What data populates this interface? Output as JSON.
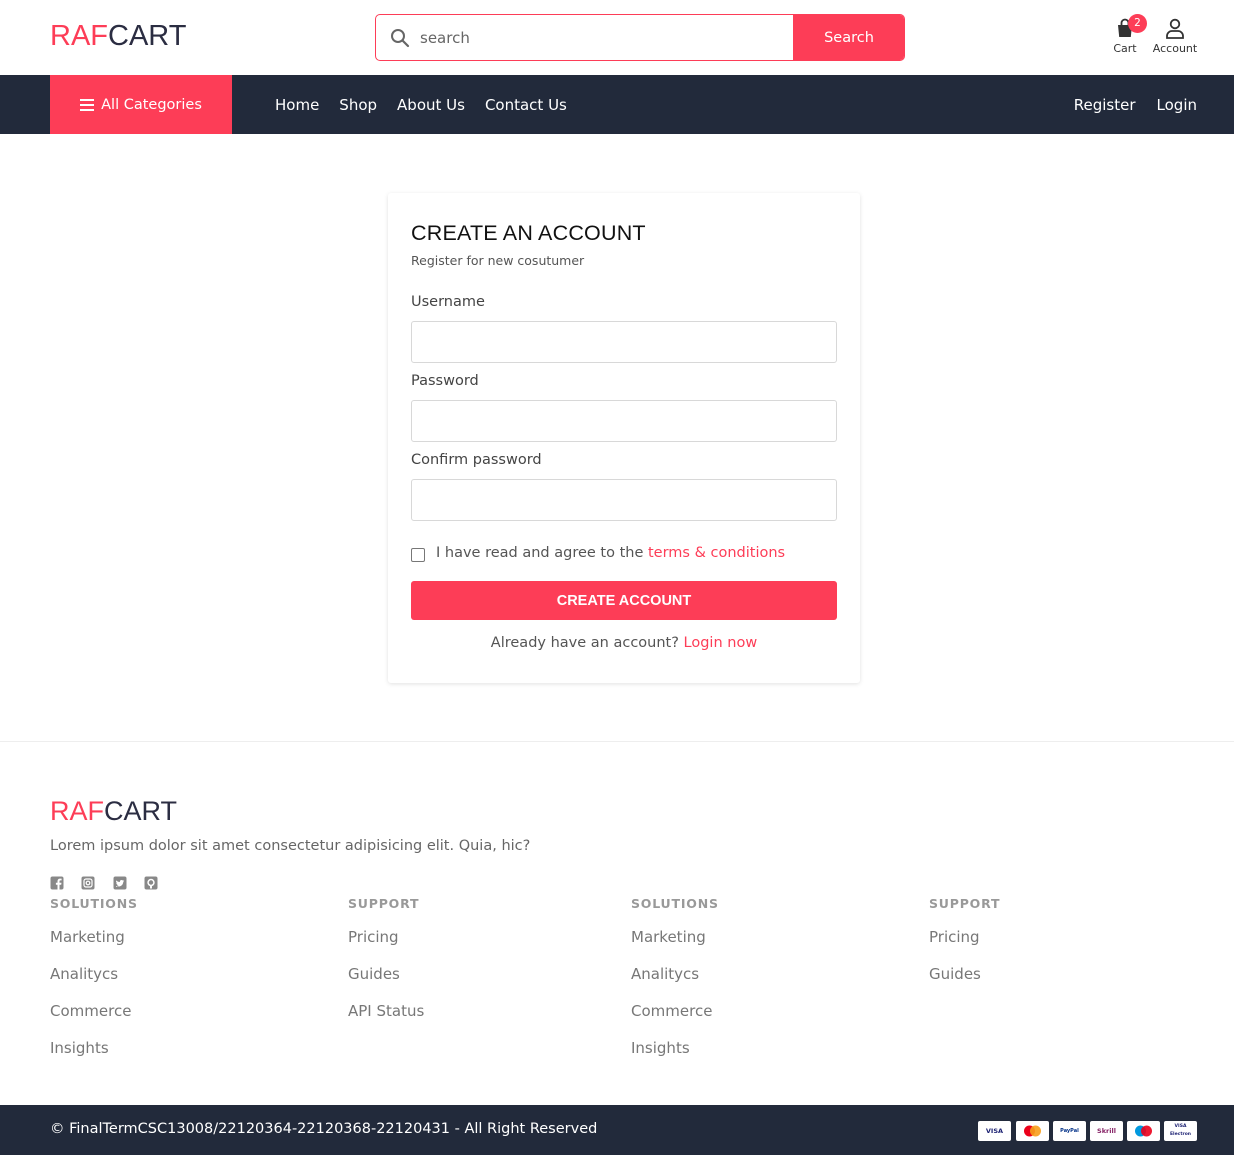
{
  "header": {
    "logo_a": "RAF",
    "logo_b": "CART",
    "search_placeholder": "search",
    "search_button": "Search",
    "cart_label": "Cart",
    "cart_count": "2",
    "account_label": "Account"
  },
  "nav": {
    "all_categories": "All Categories",
    "links": [
      "Home",
      "Shop",
      "About Us",
      "Contact Us"
    ],
    "register": "Register",
    "login": "Login"
  },
  "form": {
    "title": "CREATE AN ACCOUNT",
    "subtitle": "Register for new cosutumer",
    "username_label": "Username",
    "password_label": "Password",
    "confirm_label": "Confirm password",
    "agree_text": "I have read and agree to the",
    "terms_link": "terms & conditions",
    "submit": "CREATE ACCOUNT",
    "already_text": "Already have an account?",
    "login_link": "Login now"
  },
  "footer": {
    "logo_a": "RAF",
    "logo_b": "CART",
    "description": "Lorem ipsum dolor sit amet consectetur adipisicing elit. Quia, hic?",
    "social_icons": [
      "facebook-icon",
      "instagram-icon",
      "twitter-icon",
      "github-icon"
    ],
    "columns": [
      {
        "title": "SOLUTIONS",
        "items": [
          "Marketing",
          "Analitycs",
          "Commerce",
          "Insights"
        ]
      },
      {
        "title": "SUPPORT",
        "items": [
          "Pricing",
          "Guides",
          "API Status"
        ]
      },
      {
        "title": "SOLUTIONS",
        "items": [
          "Marketing",
          "Analitycs",
          "Commerce",
          "Insights"
        ]
      },
      {
        "title": "SUPPORT",
        "items": [
          "Pricing",
          "Guides"
        ]
      }
    ],
    "copyright": "© FinalTermCSC13008/22120364-22120368-22120431 - All Right Reserved",
    "payments": [
      "VISA",
      "mastercard",
      "PayPal",
      "Skrill",
      "maestro",
      "VISA Electron"
    ]
  },
  "colors": {
    "accent": "#fd3d57",
    "dark": "#222a3b"
  }
}
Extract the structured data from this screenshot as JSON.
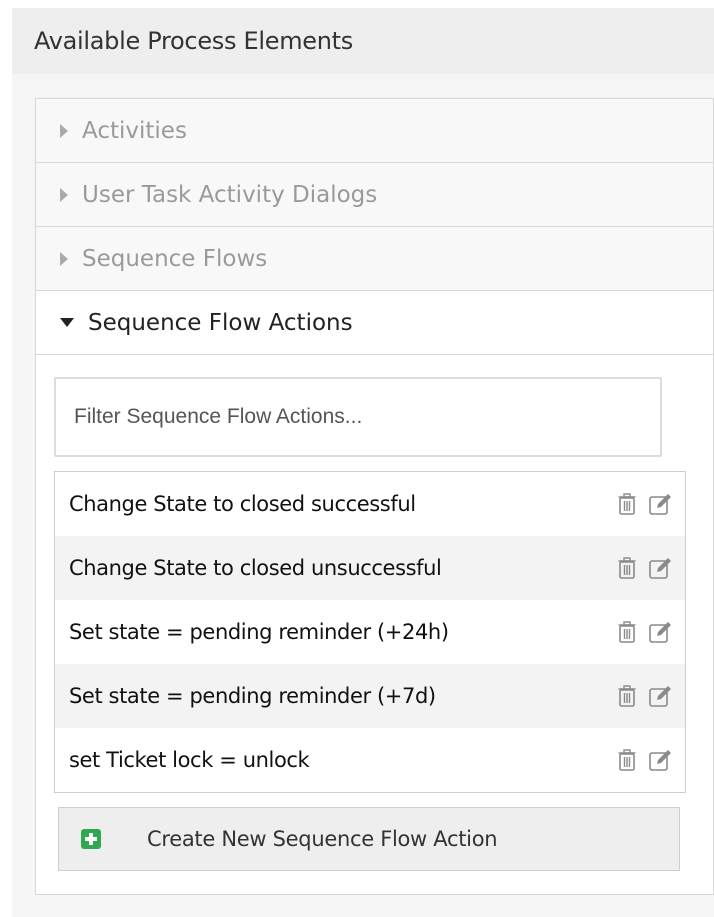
{
  "panel": {
    "title": "Available Process Elements"
  },
  "accordion": {
    "items": [
      {
        "label": "Activities"
      },
      {
        "label": "User Task Activity Dialogs"
      },
      {
        "label": "Sequence Flows"
      },
      {
        "label": "Sequence Flow Actions"
      }
    ]
  },
  "filter": {
    "placeholder": "Filter Sequence Flow Actions..."
  },
  "actions": [
    {
      "label": "Change State to closed successful"
    },
    {
      "label": "Change State to closed unsuccessful"
    },
    {
      "label": "Set state = pending reminder (+24h)"
    },
    {
      "label": "Set state = pending reminder (+7d)"
    },
    {
      "label": "set Ticket lock = unlock"
    }
  ],
  "create_button": {
    "label": "Create New Sequence Flow Action"
  },
  "colors": {
    "add_icon": "#2fa84f"
  },
  "icons": {
    "delete": "trash-icon",
    "edit": "edit-icon",
    "add": "plus-icon"
  }
}
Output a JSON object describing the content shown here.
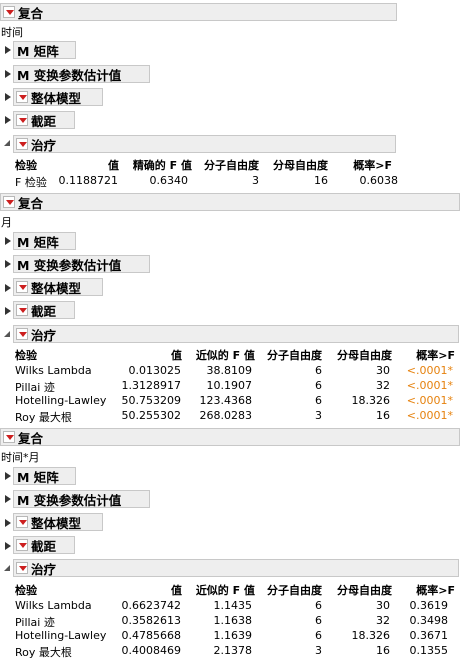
{
  "sections": [
    {
      "title": "复合",
      "effect": "时间",
      "rows": [
        "M 矩阵",
        "M 变换参数估计值",
        "整体模型",
        "截距",
        "治疗"
      ],
      "headers": [
        "检验",
        "值",
        "精确的 F 值",
        "分子自由度",
        "分母自由度",
        "概率>F"
      ],
      "data": [
        [
          "F 检验",
          "0.1188721",
          "0.6340",
          "3",
          "16",
          "0.6038"
        ]
      ]
    },
    {
      "title": "复合",
      "effect": "月",
      "rows": [
        "M 矩阵",
        "M 变换参数估计值",
        "整体模型",
        "截距",
        "治疗"
      ],
      "headers": [
        "检验",
        "值",
        "近似的 F 值",
        "分子自由度",
        "分母自由度",
        "概率>F"
      ],
      "data": [
        [
          "Wilks Lambda",
          "0.013025",
          "38.8109",
          "6",
          "30",
          "<.0001*"
        ],
        [
          "Pillai 迹",
          "1.3128917",
          "10.1907",
          "6",
          "32",
          "<.0001*"
        ],
        [
          "Hotelling-Lawley",
          "50.753209",
          "123.4368",
          "6",
          "18.326",
          "<.0001*"
        ],
        [
          "Roy 最大根",
          "50.255302",
          "268.0283",
          "3",
          "16",
          "<.0001*"
        ]
      ]
    },
    {
      "title": "复合",
      "effect": "时间*月",
      "rows": [
        "M 矩阵",
        "M 变换参数估计值",
        "整体模型",
        "截距",
        "治疗"
      ],
      "headers": [
        "检验",
        "值",
        "近似的 F 值",
        "分子自由度",
        "分母自由度",
        "概率>F"
      ],
      "data": [
        [
          "Wilks Lambda",
          "0.6623742",
          "1.1435",
          "6",
          "30",
          "0.3619"
        ],
        [
          "Pillai 迹",
          "0.3582613",
          "1.1638",
          "6",
          "32",
          "0.3498"
        ],
        [
          "Hotelling-Lawley",
          "0.4785668",
          "1.1639",
          "6",
          "18.326",
          "0.3671"
        ],
        [
          "Roy 最大根",
          "0.4008469",
          "2.1378",
          "3",
          "16",
          "0.1355"
        ]
      ]
    }
  ],
  "colors": {
    "significant": "#e6820e",
    "menu_triangle": "#cc1e1e"
  }
}
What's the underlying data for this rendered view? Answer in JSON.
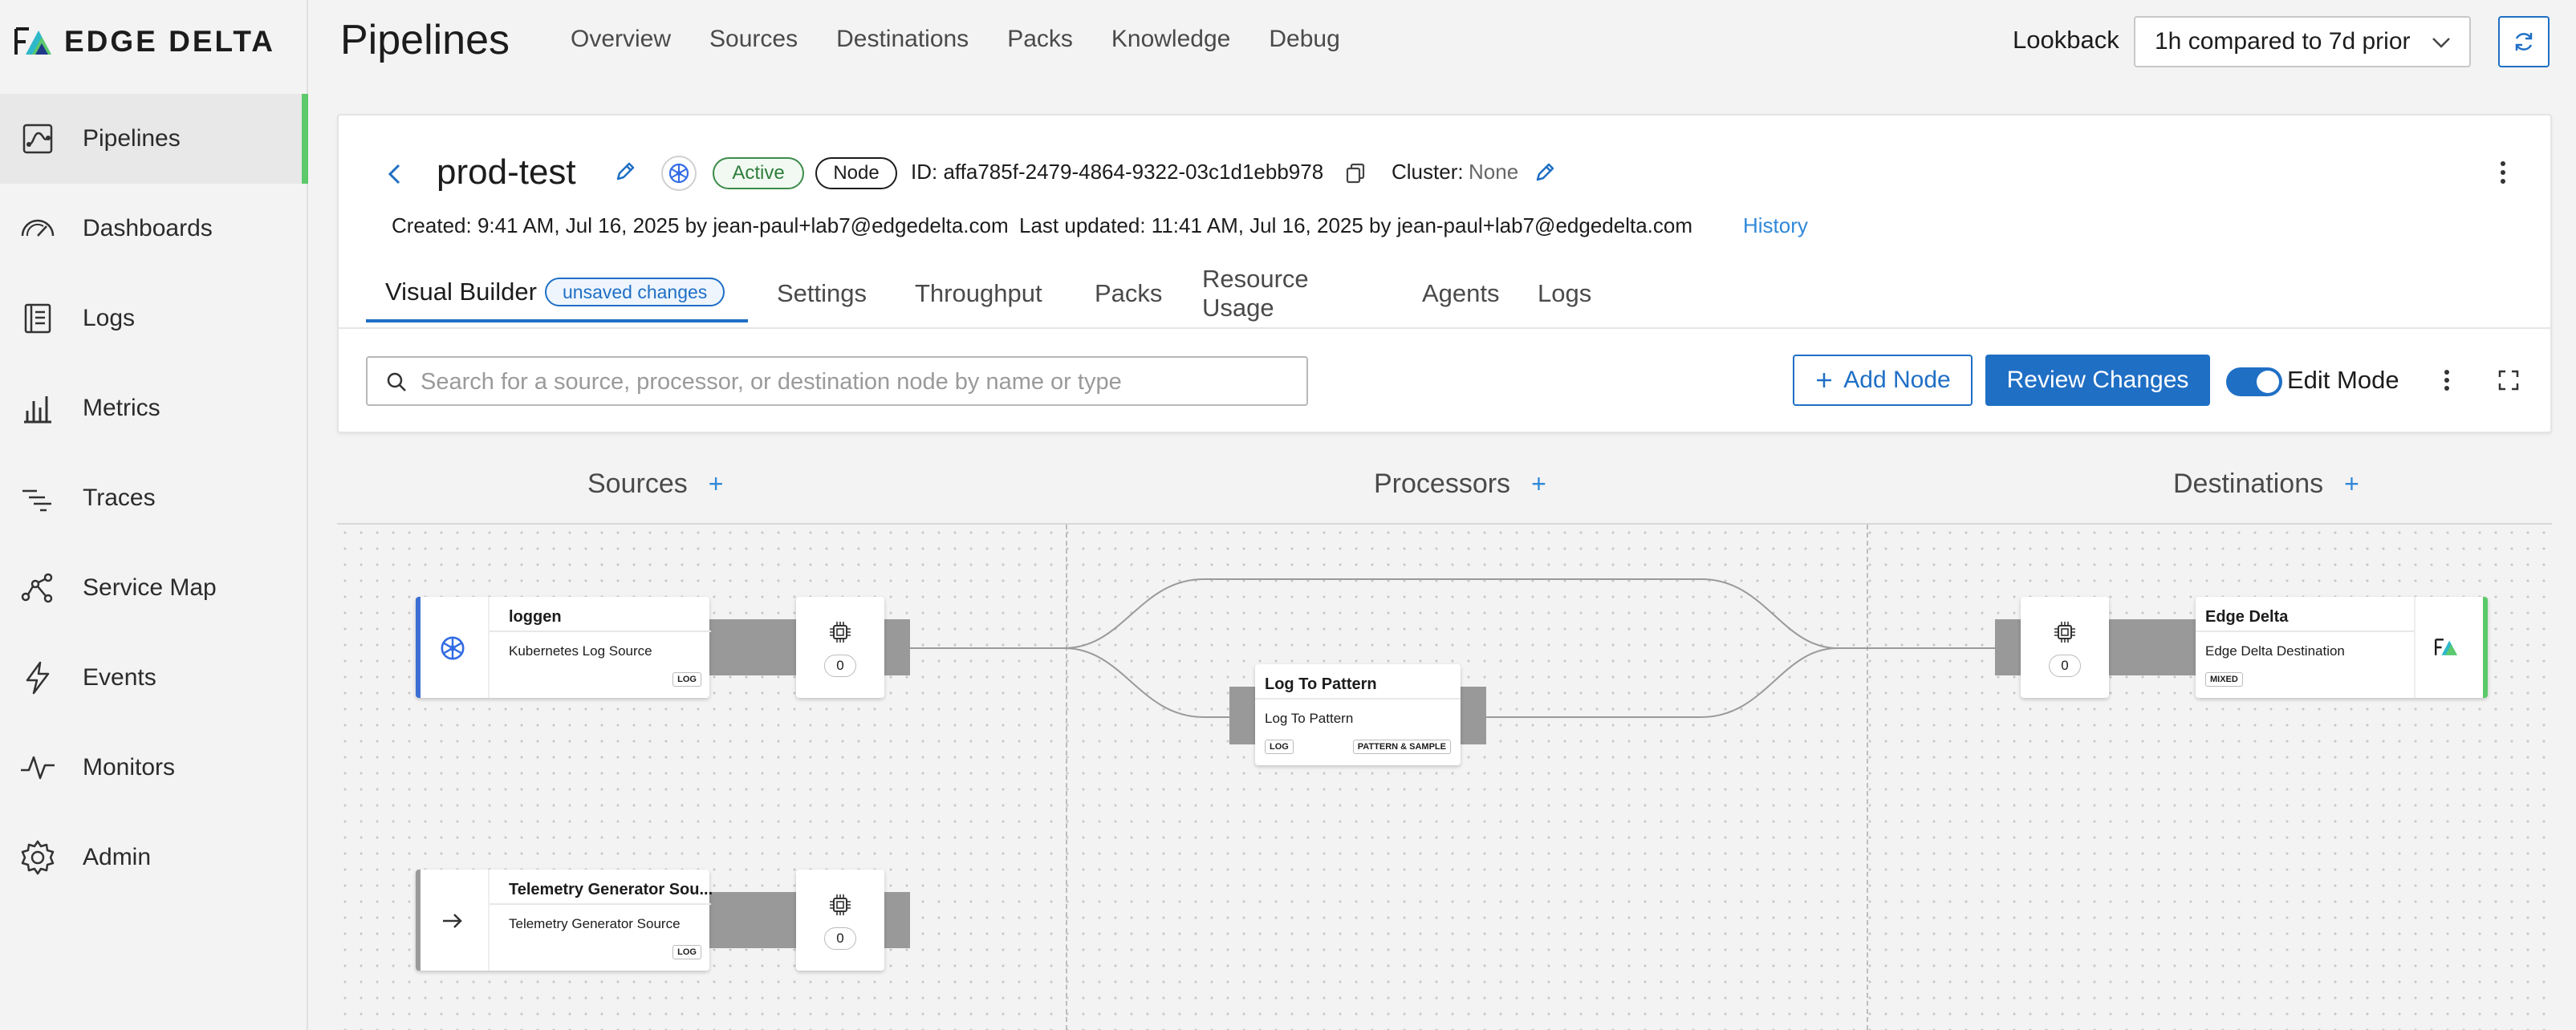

WHAT IS NEEDED →
Copy out every line of the data that includes "Sequence".

COMPLETE OUTPUT →
        "label": "Sequence Flows"
        "label": "Sequence Flow Actions"
    "placeholder": "Filter Sequence Flow Actions..."
    "label": "Create New Sequence Flow Action"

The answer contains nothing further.